Dataset items:
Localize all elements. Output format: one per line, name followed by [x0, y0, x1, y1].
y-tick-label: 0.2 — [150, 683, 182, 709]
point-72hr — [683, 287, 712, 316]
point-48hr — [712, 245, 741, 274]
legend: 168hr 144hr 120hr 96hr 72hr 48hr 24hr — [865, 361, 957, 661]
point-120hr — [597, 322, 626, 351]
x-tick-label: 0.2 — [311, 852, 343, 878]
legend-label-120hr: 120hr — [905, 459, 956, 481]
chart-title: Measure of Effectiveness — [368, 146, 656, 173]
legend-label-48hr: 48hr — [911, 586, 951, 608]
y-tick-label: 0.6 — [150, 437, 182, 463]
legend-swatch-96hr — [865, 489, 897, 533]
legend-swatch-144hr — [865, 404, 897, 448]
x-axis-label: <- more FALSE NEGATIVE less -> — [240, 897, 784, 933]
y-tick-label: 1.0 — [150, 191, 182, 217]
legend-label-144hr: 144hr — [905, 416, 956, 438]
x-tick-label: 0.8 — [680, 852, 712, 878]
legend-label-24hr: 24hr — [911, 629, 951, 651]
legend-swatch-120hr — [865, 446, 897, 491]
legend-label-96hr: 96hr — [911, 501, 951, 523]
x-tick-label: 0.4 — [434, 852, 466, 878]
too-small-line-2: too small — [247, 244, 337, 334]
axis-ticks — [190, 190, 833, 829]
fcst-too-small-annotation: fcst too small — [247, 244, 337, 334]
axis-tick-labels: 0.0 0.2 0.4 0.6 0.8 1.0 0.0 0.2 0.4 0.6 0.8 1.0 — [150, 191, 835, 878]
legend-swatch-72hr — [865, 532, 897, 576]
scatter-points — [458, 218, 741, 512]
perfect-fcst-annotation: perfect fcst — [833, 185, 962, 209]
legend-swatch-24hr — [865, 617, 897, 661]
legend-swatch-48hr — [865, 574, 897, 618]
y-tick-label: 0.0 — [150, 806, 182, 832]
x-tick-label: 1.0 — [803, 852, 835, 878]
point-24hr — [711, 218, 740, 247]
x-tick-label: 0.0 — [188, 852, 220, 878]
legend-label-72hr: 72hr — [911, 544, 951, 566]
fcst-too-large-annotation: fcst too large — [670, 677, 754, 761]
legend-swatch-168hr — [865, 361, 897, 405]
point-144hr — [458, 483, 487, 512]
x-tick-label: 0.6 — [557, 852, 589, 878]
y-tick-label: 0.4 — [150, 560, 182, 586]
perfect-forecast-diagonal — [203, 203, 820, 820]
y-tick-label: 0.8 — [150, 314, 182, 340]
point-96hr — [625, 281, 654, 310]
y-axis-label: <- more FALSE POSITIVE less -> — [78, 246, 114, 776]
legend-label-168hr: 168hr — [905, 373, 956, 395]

THE REQUEST: Reproduce the data from the start through the line containing "legend-label-48hr: 48hr —", renaming "Effectiveness" to "Performance" and leaving everything else unchanged.

SOLVED EXERCISE:
Localize all elements. Output format: one per line, name followed by [x0, y0, x1, y1].
y-tick-label: 0.2 — [150, 683, 182, 709]
point-72hr — [683, 287, 712, 316]
point-48hr — [712, 245, 741, 274]
legend: 168hr 144hr 120hr 96hr 72hr 48hr 24hr — [865, 361, 957, 661]
point-120hr — [597, 322, 626, 351]
x-tick-label: 0.2 — [311, 852, 343, 878]
legend-label-120hr: 120hr — [905, 459, 956, 481]
chart-title: Measure of Performance — [368, 146, 656, 173]
legend-label-48hr: 48hr — [911, 586, 951, 608]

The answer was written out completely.